__YOUR GOAL__. Please retype the records below exactly as they appear, but leave out the pictures.

__DATASET__.
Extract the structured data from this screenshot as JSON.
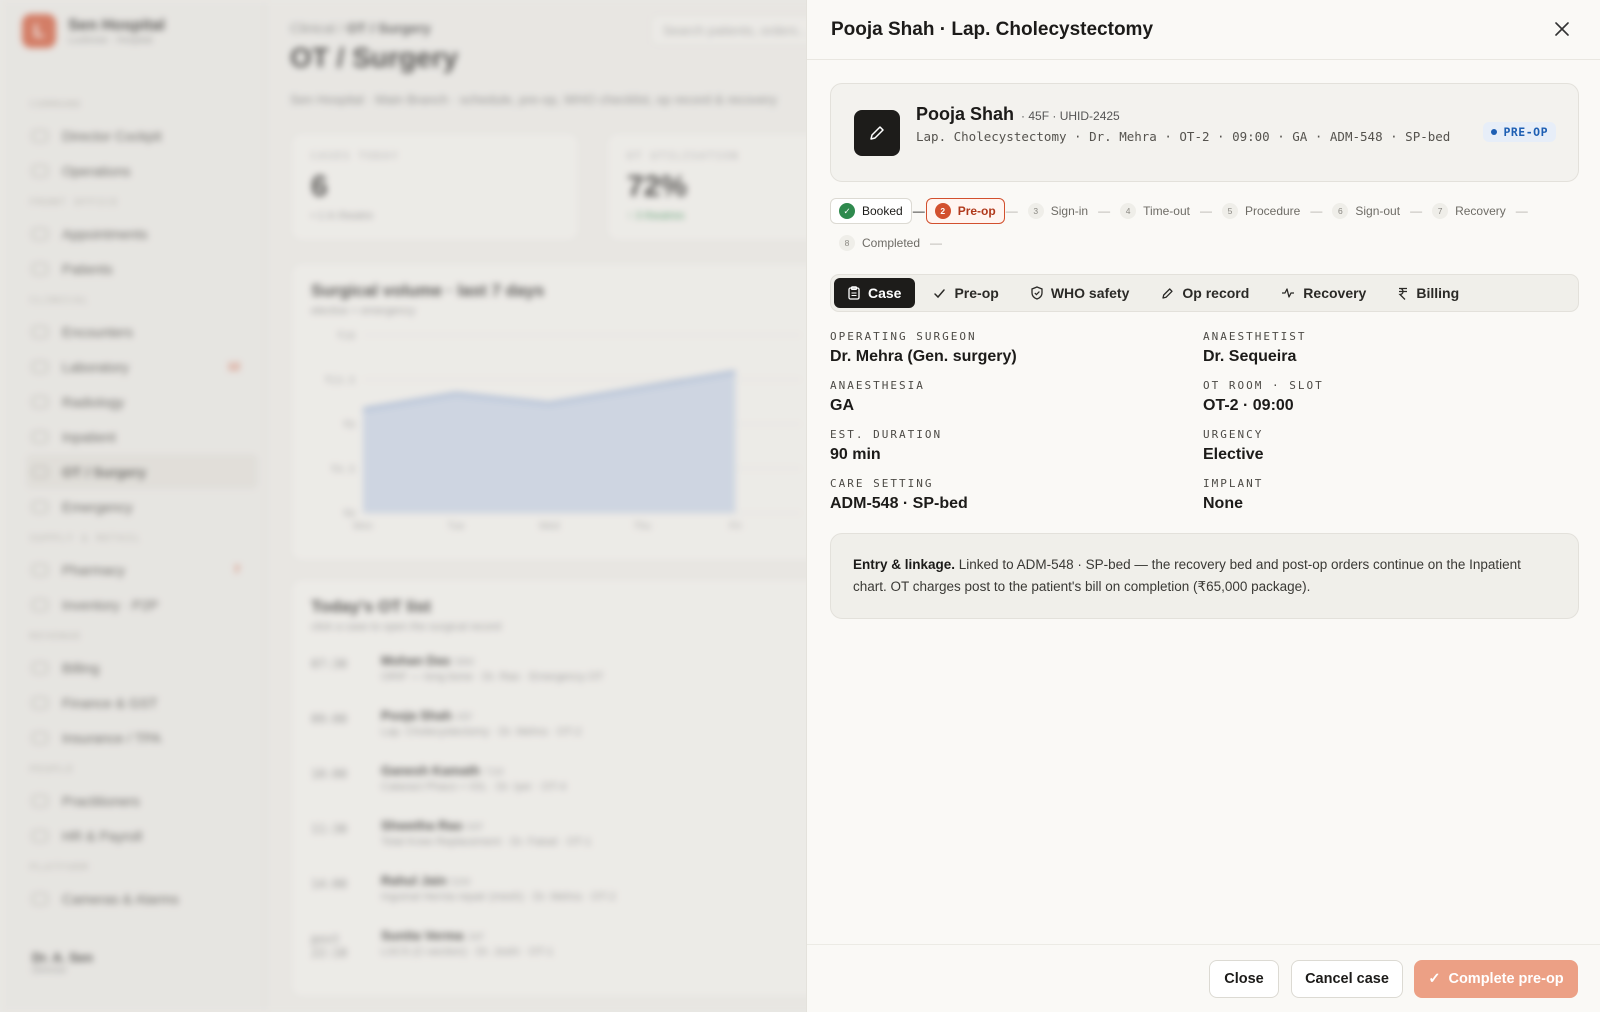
{
  "background": {
    "brand": {
      "name": "Sen Hospital",
      "sub": "Lucknow · Hospital"
    },
    "nav": [
      {
        "section": "COMMAND",
        "items": [
          {
            "label": "Director Cockpit"
          },
          {
            "label": "Operations"
          }
        ]
      },
      {
        "section": "FRONT OFFICE",
        "items": [
          {
            "label": "Appointments"
          },
          {
            "label": "Patients"
          }
        ]
      },
      {
        "section": "CLINICAL",
        "items": [
          {
            "label": "Encounters"
          },
          {
            "label": "Laboratory",
            "badge": "12"
          },
          {
            "label": "Radiology"
          },
          {
            "label": "Inpatient"
          },
          {
            "label": "OT / Surgery",
            "active": true
          },
          {
            "label": "Emergency"
          }
        ]
      },
      {
        "section": "SUPPLY & RETAIL",
        "items": [
          {
            "label": "Pharmacy",
            "badge": "7"
          },
          {
            "label": "Inventory · P2P"
          }
        ]
      },
      {
        "section": "REVENUE",
        "items": [
          {
            "label": "Billing"
          },
          {
            "label": "Finance & GST"
          },
          {
            "label": "Insurance / TPA"
          }
        ]
      },
      {
        "section": "PEOPLE",
        "items": [
          {
            "label": "Practitioners"
          },
          {
            "label": "HR & Payroll"
          }
        ]
      },
      {
        "section": "PLATFORM",
        "items": [
          {
            "label": "Cameras & Alarms"
          }
        ]
      }
    ],
    "user": {
      "name": "Dr. A. Sen",
      "role": "Director"
    },
    "breadcrumb": {
      "prefix": "Clinical / ",
      "current": "OT / Surgery"
    },
    "search_placeholder": "Search patients, orders…",
    "page_title": "OT / Surgery",
    "page_subtitle": "Sen Hospital · Main Branch · schedule, pre-op, WHO checklist, op record & recovery",
    "kpis": [
      {
        "label": "CASES TODAY",
        "value": "6",
        "sub": "• 1 in theatre"
      },
      {
        "label": "OT UTILISATION",
        "value": "72%",
        "sub": "↑ 3 theatres"
      }
    ],
    "chart_card": {
      "title": "Surgical volume · last 7 days",
      "subtitle": "elective + emergency"
    },
    "chart_data": {
      "type": "area",
      "categories": [
        "Mon",
        "Tue",
        "Wed",
        "Thu",
        "Fri"
      ],
      "values": [
        10.5,
        12.1,
        11.1,
        12.7,
        14.3
      ],
      "ylim": [
        0,
        18
      ],
      "yticks": [
        "₹18",
        "₹13.5",
        "₹9",
        "₹4.5",
        "₹0"
      ],
      "grid": true
    },
    "ot_list": {
      "title": "Today's OT list",
      "subtitle": "click a case to open the surgical record",
      "rows": [
        {
          "time": "07:30",
          "name": "Mohan Das",
          "meta": "58M",
          "proc": "ORIF — long bone · Dr. Rao · Emergency OT"
        },
        {
          "time": "09:00",
          "name": "Pooja Shah",
          "meta": "45F",
          "proc": "Lap. Cholecystectomy · Dr. Mehra · OT-2"
        },
        {
          "time": "10:00",
          "name": "Ganesh Kamath",
          "meta": "71M",
          "proc": "Cataract Phaco + IOL · Dr. Iyer · OT-4"
        },
        {
          "time": "11:30",
          "name": "Shwetha Rao",
          "meta": "60F",
          "proc": "Total Knee Replacement · Dr. Faisal · OT-1"
        },
        {
          "time": "14:00",
          "name": "Rahul Jain",
          "meta": "52M",
          "proc": "Inguinal Hernia repair (mesh) · Dr. Mehra · OT-2"
        },
        {
          "time": "post 22:10",
          "name": "Sunita Verma",
          "meta": "34F",
          "proc": "LSCS (C-section) · Dr. Joshi · OT-1"
        }
      ]
    }
  },
  "drawer": {
    "title": "Pooja Shah · Lap. Cholecystectomy",
    "patient": {
      "name": "Pooja Shah",
      "meta": "· 45F · UHID-2425",
      "line": "Lap. Cholecystectomy · Dr. Mehra · OT-2 · 09:00 · GA · ADM-548 · SP-bed",
      "badge": "PRE-OP",
      "badge_color": "#1e5fb3"
    },
    "steps": [
      {
        "num": "✓",
        "label": "Booked",
        "state": "done"
      },
      {
        "num": "2",
        "label": "Pre-op",
        "state": "current"
      },
      {
        "num": "3",
        "label": "Sign-in",
        "state": "todo"
      },
      {
        "num": "4",
        "label": "Time-out",
        "state": "todo"
      },
      {
        "num": "5",
        "label": "Procedure",
        "state": "todo"
      },
      {
        "num": "6",
        "label": "Sign-out",
        "state": "todo"
      },
      {
        "num": "7",
        "label": "Recovery",
        "state": "todo"
      },
      {
        "num": "8",
        "label": "Completed",
        "state": "todo"
      }
    ],
    "tabs": [
      {
        "label": "Case",
        "icon": "clipboard-icon",
        "active": true
      },
      {
        "label": "Pre-op",
        "icon": "check-icon"
      },
      {
        "label": "WHO safety",
        "icon": "shield-icon"
      },
      {
        "label": "Op record",
        "icon": "pencil-icon"
      },
      {
        "label": "Recovery",
        "icon": "pulse-icon"
      },
      {
        "label": "Billing",
        "icon": "rupee-icon"
      }
    ],
    "fields": {
      "operating_surgeon": {
        "label": "OPERATING SURGEON",
        "value": "Dr. Mehra (Gen. surgery)"
      },
      "anaesthetist": {
        "label": "ANAESTHETIST",
        "value": "Dr. Sequeira"
      },
      "anaesthesia": {
        "label": "ANAESTHESIA",
        "value": "GA"
      },
      "ot_room_slot": {
        "label": "OT ROOM · SLOT",
        "value": "OT-2 · 09:00"
      },
      "est_duration": {
        "label": "EST. DURATION",
        "value": "90 min"
      },
      "urgency": {
        "label": "URGENCY",
        "value": "Elective"
      },
      "care_setting": {
        "label": "CARE SETTING",
        "value": "ADM-548 · SP-bed"
      },
      "implant": {
        "label": "IMPLANT",
        "value": "None"
      }
    },
    "note": {
      "lead": "Entry & linkage.",
      "text": " Linked to ADM-548 · SP-bed — the recovery bed and post-op orders continue on the Inpatient chart. OT charges post to the patient's bill on completion (₹65,000 package)."
    },
    "footer": {
      "close": "Close",
      "cancel": "Cancel case",
      "primary": "Complete pre-op"
    },
    "colors": {
      "accent": "#d2502e",
      "primary_button": "#eca085",
      "done": "#2f8a4e"
    }
  }
}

__ANSWER FOR THIS EXERCISE__.
Extract the structured data from this screenshot as JSON.
{
  "background": {
    "brand": {
      "name": "Sen Hospital",
      "sub": "Lucknow · Hospital"
    },
    "nav": [
      {
        "section": "COMMAND",
        "items": [
          {
            "label": "Director Cockpit"
          },
          {
            "label": "Operations"
          }
        ]
      },
      {
        "section": "FRONT OFFICE",
        "items": [
          {
            "label": "Appointments"
          },
          {
            "label": "Patients"
          }
        ]
      },
      {
        "section": "CLINICAL",
        "items": [
          {
            "label": "Encounters"
          },
          {
            "label": "Laboratory",
            "badge": "12"
          },
          {
            "label": "Radiology"
          },
          {
            "label": "Inpatient"
          },
          {
            "label": "OT / Surgery",
            "active": true
          },
          {
            "label": "Emergency"
          }
        ]
      },
      {
        "section": "SUPPLY & RETAIL",
        "items": [
          {
            "label": "Pharmacy",
            "badge": "7"
          },
          {
            "label": "Inventory · P2P"
          }
        ]
      },
      {
        "section": "REVENUE",
        "items": [
          {
            "label": "Billing"
          },
          {
            "label": "Finance & GST"
          },
          {
            "label": "Insurance / TPA"
          }
        ]
      },
      {
        "section": "PEOPLE",
        "items": [
          {
            "label": "Practitioners"
          },
          {
            "label": "HR & Payroll"
          }
        ]
      },
      {
        "section": "PLATFORM",
        "items": [
          {
            "label": "Cameras & Alarms"
          }
        ]
      }
    ],
    "user": {
      "name": "Dr. A. Sen",
      "role": "Director"
    },
    "breadcrumb": {
      "prefix": "Clinical / ",
      "current": "OT / Surgery"
    },
    "search_placeholder": "Search patients, orders…",
    "page_title": "OT / Surgery",
    "page_subtitle": "Sen Hospital · Main Branch · schedule, pre-op, WHO checklist, op record & recovery",
    "kpis": [
      {
        "label": "CASES TODAY",
        "value": "6",
        "sub": "• 1 in theatre"
      },
      {
        "label": "OT UTILISATION",
        "value": "72%",
        "sub": "↑ 3 theatres"
      }
    ],
    "chart_card": {
      "title": "Surgical volume · last 7 days",
      "subtitle": "elective + emergency"
    },
    "chart_data": {
      "type": "area",
      "categories": [
        "Mon",
        "Tue",
        "Wed",
        "Thu",
        "Fri"
      ],
      "values": [
        10.5,
        12.1,
        11.1,
        12.7,
        14.3
      ],
      "ylim": [
        0,
        18
      ],
      "yticks": [
        "₹18",
        "₹13.5",
        "₹9",
        "₹4.5",
        "₹0"
      ],
      "grid": true
    },
    "ot_list": {
      "title": "Today's OT list",
      "subtitle": "click a case to open the surgical record",
      "rows": [
        {
          "time": "07:30",
          "name": "Mohan Das",
          "meta": "58M",
          "proc": "ORIF — long bone · Dr. Rao · Emergency OT"
        },
        {
          "time": "09:00",
          "name": "Pooja Shah",
          "meta": "45F",
          "proc": "Lap. Cholecystectomy · Dr. Mehra · OT-2"
        },
        {
          "time": "10:00",
          "name": "Ganesh Kamath",
          "meta": "71M",
          "proc": "Cataract Phaco + IOL · Dr. Iyer · OT-4"
        },
        {
          "time": "11:30",
          "name": "Shwetha Rao",
          "meta": "60F",
          "proc": "Total Knee Replacement · Dr. Faisal · OT-1"
        },
        {
          "time": "14:00",
          "name": "Rahul Jain",
          "meta": "52M",
          "proc": "Inguinal Hernia repair (mesh) · Dr. Mehra · OT-2"
        },
        {
          "time": "post 22:10",
          "name": "Sunita Verma",
          "meta": "34F",
          "proc": "LSCS (C-section) · Dr. Joshi · OT-1"
        }
      ]
    }
  },
  "drawer": {
    "title": "Pooja Shah · Lap. Cholecystectomy",
    "patient": {
      "name": "Pooja Shah",
      "meta": "· 45F · UHID-2425",
      "line": "Lap. Cholecystectomy · Dr. Mehra · OT-2 · 09:00 · GA · ADM-548 · SP-bed",
      "badge": "PRE-OP",
      "badge_color": "#1e5fb3"
    },
    "steps": [
      {
        "num": "✓",
        "label": "Booked",
        "state": "done"
      },
      {
        "num": "2",
        "label": "Pre-op",
        "state": "current"
      },
      {
        "num": "3",
        "label": "Sign-in",
        "state": "todo"
      },
      {
        "num": "4",
        "label": "Time-out",
        "state": "todo"
      },
      {
        "num": "5",
        "label": "Procedure",
        "state": "todo"
      },
      {
        "num": "6",
        "label": "Sign-out",
        "state": "todo"
      },
      {
        "num": "7",
        "label": "Recovery",
        "state": "todo"
      },
      {
        "num": "8",
        "label": "Completed",
        "state": "todo"
      }
    ],
    "tabs": [
      {
        "label": "Case",
        "icon": "clipboard-icon",
        "active": true
      },
      {
        "label": "Pre-op",
        "icon": "check-icon"
      },
      {
        "label": "WHO safety",
        "icon": "shield-icon"
      },
      {
        "label": "Op record",
        "icon": "pencil-icon"
      },
      {
        "label": "Recovery",
        "icon": "pulse-icon"
      },
      {
        "label": "Billing",
        "icon": "rupee-icon"
      }
    ],
    "fields": {
      "operating_surgeon": {
        "label": "OPERATING SURGEON",
        "value": "Dr. Mehra (Gen. surgery)"
      },
      "anaesthetist": {
        "label": "ANAESTHETIST",
        "value": "Dr. Sequeira"
      },
      "anaesthesia": {
        "label": "ANAESTHESIA",
        "value": "GA"
      },
      "ot_room_slot": {
        "label": "OT ROOM · SLOT",
        "value": "OT-2 · 09:00"
      },
      "est_duration": {
        "label": "EST. DURATION",
        "value": "90 min"
      },
      "urgency": {
        "label": "URGENCY",
        "value": "Elective"
      },
      "care_setting": {
        "label": "CARE SETTING",
        "value": "ADM-548 · SP-bed"
      },
      "implant": {
        "label": "IMPLANT",
        "value": "None"
      }
    },
    "note": {
      "lead": "Entry & linkage.",
      "text": " Linked to ADM-548 · SP-bed — the recovery bed and post-op orders continue on the Inpatient chart. OT charges post to the patient's bill on completion (₹65,000 package)."
    },
    "footer": {
      "close": "Close",
      "cancel": "Cancel case",
      "primary": "Complete pre-op"
    },
    "colors": {
      "accent": "#d2502e",
      "primary_button": "#eca085",
      "done": "#2f8a4e"
    }
  }
}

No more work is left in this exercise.